> _Article_
--*--

That said, many times when I post a specific recipe, I get a lot of great comments like: “can I substitute Y ingredient for X ingredient?” or “I wish I could make that, but I don’t consume X ingredient” or “I wish I could make this but I don’t know where to get X ingredient” or simply “I don’t like X ingredient”. You get the gist…so although I will post my awesome pumpkin smoothie with options and add ins, I will also give you ideas for entirely different smoothie recipes. This is mix and match folks! :)

This is your smoothie recipe – easy to tailor to your tastes and needs. I give some suggestions, but feel free to improvise. Like chocolate? Add a TBS or two of fair trade cocoa powder (no sugar added). Don’t do sugar? Try stevia, or fruit sweetened smoothies – dried dates are great for this. Want to make it a greenie? Add a handful of spinach or kale. The possibilities are endless!

--*--

> _Material_

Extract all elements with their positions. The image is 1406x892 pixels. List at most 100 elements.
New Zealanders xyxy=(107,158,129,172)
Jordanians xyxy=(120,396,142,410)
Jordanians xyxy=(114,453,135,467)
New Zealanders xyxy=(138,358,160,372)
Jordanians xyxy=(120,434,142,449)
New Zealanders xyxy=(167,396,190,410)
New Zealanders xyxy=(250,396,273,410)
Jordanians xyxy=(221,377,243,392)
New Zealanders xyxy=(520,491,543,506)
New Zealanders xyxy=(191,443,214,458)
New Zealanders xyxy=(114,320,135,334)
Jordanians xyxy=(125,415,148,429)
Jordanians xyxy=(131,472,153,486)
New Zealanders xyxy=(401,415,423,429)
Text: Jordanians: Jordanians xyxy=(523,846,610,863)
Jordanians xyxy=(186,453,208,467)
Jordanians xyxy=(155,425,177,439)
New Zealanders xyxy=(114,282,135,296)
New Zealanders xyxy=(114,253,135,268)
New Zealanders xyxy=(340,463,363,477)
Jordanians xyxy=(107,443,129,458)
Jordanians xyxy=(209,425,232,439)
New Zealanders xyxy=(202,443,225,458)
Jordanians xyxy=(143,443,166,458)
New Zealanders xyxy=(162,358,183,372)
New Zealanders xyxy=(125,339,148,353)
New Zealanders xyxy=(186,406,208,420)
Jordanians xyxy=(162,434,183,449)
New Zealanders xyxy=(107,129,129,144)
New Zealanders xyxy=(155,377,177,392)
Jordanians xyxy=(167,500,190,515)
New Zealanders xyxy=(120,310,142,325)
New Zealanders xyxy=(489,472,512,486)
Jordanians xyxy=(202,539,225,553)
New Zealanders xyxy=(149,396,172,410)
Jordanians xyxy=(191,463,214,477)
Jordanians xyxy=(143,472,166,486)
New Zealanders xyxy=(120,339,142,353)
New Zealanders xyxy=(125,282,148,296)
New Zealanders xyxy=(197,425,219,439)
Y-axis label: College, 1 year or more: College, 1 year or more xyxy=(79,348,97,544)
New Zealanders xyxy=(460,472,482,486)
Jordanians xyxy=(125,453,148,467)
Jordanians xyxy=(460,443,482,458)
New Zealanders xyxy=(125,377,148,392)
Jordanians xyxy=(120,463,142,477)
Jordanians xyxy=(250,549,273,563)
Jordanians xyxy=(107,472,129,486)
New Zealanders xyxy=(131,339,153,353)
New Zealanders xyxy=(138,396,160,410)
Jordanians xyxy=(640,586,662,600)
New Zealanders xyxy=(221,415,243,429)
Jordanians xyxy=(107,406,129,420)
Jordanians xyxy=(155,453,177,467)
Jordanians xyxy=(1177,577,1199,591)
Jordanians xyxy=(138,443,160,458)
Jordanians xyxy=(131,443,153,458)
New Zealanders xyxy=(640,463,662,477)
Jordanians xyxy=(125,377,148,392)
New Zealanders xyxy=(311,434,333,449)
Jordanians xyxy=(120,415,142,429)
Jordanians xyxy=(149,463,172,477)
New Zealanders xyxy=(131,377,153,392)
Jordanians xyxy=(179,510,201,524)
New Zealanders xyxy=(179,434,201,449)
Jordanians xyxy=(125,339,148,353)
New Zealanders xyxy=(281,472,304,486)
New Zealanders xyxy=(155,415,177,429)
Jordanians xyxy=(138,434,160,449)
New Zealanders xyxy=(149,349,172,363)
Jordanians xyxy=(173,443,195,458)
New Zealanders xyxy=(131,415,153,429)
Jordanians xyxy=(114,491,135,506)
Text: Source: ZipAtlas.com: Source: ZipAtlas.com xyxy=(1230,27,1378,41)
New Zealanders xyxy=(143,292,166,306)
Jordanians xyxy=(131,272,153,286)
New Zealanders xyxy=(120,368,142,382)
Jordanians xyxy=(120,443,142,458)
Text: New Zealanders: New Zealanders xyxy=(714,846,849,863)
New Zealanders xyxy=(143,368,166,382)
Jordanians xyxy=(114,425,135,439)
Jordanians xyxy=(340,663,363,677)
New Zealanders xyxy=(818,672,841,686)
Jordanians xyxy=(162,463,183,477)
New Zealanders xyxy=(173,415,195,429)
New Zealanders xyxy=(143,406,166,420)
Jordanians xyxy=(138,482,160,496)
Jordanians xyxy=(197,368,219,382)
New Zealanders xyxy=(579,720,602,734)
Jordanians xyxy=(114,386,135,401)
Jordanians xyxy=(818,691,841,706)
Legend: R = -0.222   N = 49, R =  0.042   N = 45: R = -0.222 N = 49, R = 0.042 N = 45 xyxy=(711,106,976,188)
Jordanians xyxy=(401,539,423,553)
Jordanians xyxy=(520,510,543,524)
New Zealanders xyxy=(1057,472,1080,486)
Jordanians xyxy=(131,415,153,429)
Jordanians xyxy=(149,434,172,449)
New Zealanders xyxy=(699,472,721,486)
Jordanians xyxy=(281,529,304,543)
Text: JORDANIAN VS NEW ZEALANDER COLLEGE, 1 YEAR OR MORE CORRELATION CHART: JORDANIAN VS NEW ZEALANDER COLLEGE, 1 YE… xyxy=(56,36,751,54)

--*--

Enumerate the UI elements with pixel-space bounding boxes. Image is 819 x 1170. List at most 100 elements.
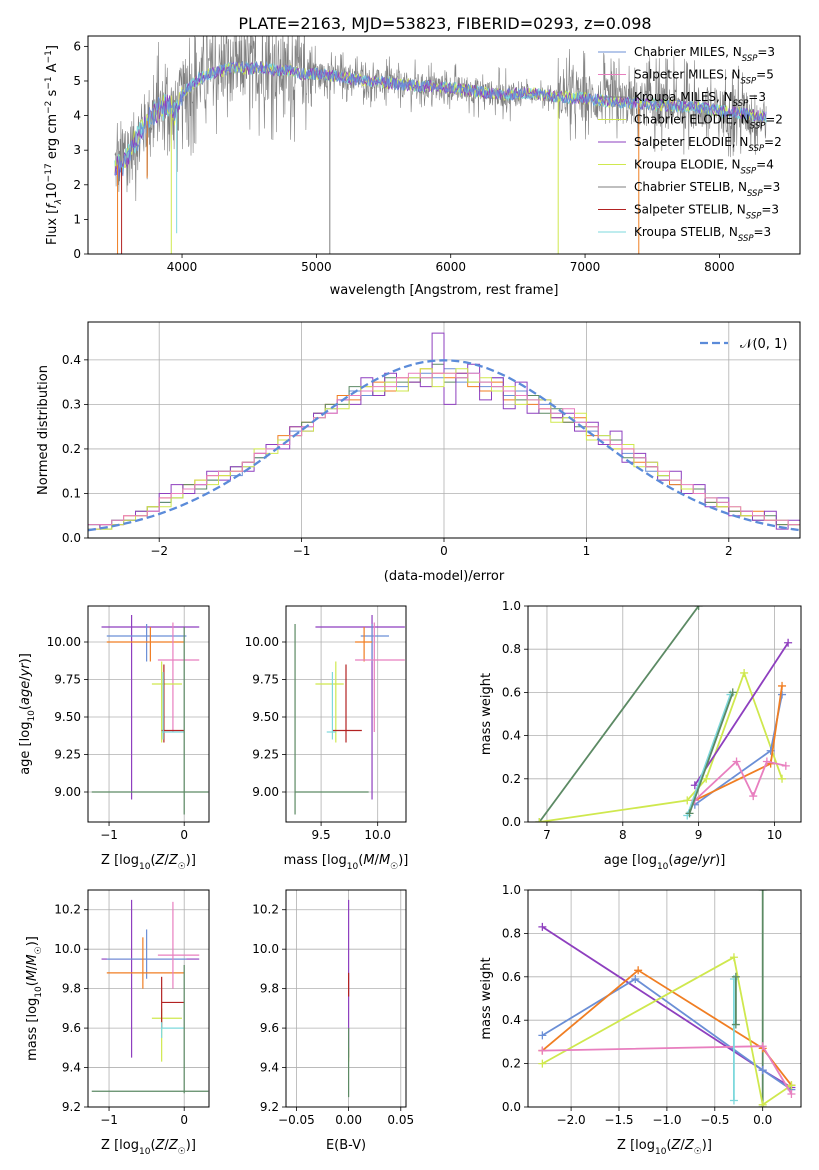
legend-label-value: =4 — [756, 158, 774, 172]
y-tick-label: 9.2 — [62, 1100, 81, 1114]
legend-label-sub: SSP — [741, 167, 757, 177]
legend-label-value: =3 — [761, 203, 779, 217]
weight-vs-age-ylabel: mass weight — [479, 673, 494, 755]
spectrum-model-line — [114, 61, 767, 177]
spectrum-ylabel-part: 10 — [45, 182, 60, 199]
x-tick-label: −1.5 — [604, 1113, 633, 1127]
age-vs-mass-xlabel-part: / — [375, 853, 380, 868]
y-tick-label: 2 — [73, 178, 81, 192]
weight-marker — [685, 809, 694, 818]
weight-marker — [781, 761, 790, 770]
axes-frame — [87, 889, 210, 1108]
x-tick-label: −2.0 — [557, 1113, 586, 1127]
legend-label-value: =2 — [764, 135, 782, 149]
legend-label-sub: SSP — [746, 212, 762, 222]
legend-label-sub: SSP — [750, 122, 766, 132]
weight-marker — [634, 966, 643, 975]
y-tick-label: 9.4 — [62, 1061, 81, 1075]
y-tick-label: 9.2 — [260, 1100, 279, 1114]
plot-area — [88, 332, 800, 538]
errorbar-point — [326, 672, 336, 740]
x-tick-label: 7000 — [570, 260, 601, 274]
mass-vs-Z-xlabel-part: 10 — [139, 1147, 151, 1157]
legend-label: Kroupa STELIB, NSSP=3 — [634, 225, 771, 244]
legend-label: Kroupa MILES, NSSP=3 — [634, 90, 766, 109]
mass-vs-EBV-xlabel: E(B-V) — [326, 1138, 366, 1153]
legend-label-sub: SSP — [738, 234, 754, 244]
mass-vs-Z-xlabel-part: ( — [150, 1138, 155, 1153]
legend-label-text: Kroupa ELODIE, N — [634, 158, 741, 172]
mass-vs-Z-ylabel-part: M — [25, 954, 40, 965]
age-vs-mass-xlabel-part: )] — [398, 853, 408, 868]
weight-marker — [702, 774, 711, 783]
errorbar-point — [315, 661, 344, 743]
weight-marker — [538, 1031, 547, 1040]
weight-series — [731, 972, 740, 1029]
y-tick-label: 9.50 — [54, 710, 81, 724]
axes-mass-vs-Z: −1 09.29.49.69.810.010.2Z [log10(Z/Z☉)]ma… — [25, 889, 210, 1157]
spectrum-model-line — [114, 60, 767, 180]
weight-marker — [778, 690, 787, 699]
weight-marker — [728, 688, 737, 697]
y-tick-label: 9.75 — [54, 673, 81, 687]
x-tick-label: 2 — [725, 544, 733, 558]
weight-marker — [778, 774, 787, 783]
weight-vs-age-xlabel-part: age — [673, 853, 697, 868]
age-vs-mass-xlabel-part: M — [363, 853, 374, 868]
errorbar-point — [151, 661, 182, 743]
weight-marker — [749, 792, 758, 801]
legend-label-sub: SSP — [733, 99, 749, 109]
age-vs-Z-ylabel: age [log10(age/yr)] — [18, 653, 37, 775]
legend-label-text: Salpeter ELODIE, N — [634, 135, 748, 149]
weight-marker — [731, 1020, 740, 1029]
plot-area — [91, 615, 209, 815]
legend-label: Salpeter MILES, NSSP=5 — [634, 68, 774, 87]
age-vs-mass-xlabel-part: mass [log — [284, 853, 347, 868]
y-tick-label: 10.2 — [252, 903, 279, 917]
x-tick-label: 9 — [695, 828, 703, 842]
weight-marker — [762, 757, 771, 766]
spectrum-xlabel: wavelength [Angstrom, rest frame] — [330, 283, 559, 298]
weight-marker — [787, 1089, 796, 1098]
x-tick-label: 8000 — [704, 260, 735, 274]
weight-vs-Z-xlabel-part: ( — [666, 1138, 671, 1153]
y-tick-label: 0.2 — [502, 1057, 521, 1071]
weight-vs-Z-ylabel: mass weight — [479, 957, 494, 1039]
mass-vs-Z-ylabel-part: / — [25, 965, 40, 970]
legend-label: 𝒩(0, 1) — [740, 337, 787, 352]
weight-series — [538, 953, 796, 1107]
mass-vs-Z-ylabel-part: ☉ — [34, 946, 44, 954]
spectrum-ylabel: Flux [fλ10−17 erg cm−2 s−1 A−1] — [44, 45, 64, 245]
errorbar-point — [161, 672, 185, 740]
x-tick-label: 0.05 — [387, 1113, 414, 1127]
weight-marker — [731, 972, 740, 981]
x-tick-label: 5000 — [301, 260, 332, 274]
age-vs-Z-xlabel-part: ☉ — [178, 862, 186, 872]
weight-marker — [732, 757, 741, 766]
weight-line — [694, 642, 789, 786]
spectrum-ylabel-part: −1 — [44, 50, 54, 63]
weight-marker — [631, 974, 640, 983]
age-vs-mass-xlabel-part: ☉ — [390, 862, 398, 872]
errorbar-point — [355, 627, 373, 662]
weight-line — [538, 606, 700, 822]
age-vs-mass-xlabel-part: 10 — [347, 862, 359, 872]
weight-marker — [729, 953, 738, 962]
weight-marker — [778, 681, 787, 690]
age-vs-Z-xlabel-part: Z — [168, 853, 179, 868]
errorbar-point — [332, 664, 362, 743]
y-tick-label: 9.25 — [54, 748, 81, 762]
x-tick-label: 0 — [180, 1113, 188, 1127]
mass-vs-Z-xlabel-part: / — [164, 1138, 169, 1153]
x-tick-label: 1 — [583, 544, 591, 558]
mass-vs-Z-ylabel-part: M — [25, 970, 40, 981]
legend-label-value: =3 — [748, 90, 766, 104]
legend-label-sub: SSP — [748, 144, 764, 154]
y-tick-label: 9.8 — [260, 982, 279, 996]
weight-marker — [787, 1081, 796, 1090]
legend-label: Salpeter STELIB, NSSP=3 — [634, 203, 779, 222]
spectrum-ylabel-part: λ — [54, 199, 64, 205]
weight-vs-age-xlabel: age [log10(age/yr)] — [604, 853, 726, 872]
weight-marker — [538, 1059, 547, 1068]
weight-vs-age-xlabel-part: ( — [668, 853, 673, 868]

--*--

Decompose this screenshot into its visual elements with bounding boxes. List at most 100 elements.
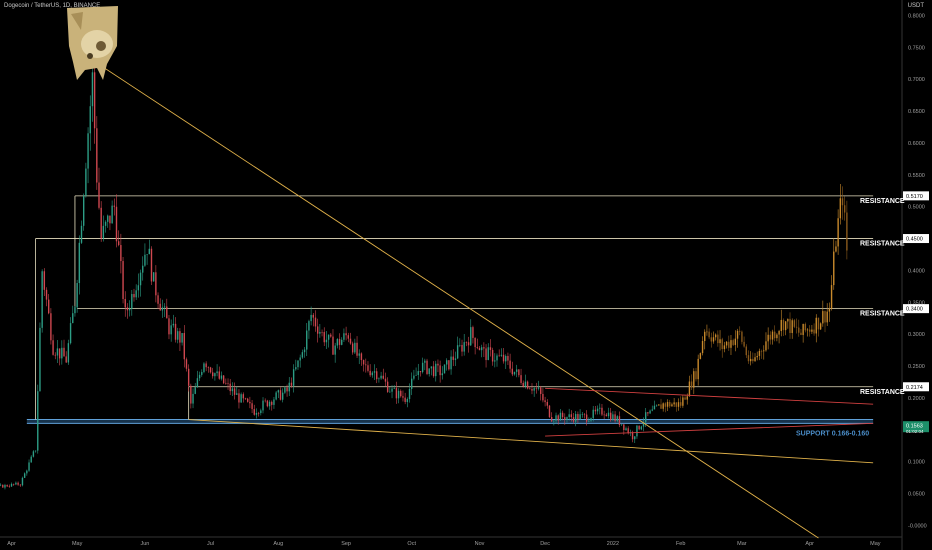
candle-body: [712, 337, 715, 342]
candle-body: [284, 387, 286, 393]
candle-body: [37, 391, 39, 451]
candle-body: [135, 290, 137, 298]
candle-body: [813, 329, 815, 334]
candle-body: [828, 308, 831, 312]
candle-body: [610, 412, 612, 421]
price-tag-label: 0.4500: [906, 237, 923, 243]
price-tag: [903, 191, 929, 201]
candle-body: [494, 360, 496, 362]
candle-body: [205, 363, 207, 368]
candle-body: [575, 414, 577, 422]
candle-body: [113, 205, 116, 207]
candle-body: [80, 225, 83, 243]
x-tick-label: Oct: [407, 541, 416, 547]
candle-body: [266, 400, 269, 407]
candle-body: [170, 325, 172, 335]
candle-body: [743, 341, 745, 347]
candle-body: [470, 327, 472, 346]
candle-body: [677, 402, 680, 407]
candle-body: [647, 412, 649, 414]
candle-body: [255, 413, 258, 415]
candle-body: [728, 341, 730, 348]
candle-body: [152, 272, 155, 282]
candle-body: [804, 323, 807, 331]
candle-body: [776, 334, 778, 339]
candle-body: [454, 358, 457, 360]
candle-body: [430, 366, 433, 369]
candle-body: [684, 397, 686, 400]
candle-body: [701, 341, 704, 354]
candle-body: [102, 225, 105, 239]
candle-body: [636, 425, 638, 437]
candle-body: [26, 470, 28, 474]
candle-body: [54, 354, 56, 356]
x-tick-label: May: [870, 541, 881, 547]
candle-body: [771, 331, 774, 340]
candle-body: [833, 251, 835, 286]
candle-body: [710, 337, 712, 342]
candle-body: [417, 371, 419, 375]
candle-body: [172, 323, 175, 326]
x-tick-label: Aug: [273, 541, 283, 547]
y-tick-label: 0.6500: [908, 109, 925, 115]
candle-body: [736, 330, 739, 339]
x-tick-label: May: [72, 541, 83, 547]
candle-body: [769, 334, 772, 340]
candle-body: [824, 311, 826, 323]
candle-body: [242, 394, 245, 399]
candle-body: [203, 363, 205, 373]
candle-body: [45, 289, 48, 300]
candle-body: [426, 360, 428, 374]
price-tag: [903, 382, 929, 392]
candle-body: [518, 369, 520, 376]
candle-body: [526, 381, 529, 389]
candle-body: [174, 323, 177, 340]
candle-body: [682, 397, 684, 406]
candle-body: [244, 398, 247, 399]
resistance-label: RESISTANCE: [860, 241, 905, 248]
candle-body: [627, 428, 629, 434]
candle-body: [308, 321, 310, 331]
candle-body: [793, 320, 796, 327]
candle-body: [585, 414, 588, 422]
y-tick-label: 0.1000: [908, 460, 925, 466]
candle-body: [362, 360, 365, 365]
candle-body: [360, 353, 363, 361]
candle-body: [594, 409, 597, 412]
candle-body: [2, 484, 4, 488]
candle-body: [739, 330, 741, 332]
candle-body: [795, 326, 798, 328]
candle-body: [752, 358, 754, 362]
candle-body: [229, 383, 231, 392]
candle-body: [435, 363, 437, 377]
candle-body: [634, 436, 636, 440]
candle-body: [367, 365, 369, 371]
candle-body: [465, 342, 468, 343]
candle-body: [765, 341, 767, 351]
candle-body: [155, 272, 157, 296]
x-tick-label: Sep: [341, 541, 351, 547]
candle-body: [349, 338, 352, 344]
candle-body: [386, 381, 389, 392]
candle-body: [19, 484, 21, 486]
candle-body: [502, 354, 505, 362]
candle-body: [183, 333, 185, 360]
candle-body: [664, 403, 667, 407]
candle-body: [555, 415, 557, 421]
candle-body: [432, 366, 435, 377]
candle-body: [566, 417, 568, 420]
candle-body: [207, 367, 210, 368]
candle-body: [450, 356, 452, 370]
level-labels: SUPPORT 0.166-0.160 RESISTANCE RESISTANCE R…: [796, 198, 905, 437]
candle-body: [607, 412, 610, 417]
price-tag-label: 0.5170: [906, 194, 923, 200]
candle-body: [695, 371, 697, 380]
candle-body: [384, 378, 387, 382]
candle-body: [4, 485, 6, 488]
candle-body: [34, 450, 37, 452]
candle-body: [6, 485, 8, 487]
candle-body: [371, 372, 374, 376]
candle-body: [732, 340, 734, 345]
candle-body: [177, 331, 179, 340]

--*--

> _The tasks_
a. Do these statements agree with the smoothie post? For each, answer yes or no and quote the deciding words. (i) Dried dates are suggested for fruit-sweetened smoothies. (ii) Spinach or kale can be added to make a greenie. (iii) The cocoa powder suggested should be a sweetened kind.
b. How would you put this sentence from the smoothie post into Spanish: "This is your smoothie recipe – easy to tailor to your tastes and needs."
c. Which reader comments does the smoothie post quote? List all of them.

> _Task results_
a.
(i) Yes: "Try stevia, or fruit sweetened smoothies – dried dates are great for this."
(ii) Yes: "Want to make it a greenie? Add a handful of spinach or kale."
(iii) No: "Add a TBS or two of fair trade cocoa powder (no sugar added)."

b. Esta es tu receta de batido: fácil de adaptar a tus gustos y necesidades.

c.
- "can I substitute Y ingredient for X ingredient?"
- "I wish I could make that, but I don’t consume X ingredient"
- "I wish I could make this but I don’t know where to get X ingredient"
- "I don’t like X ingredient"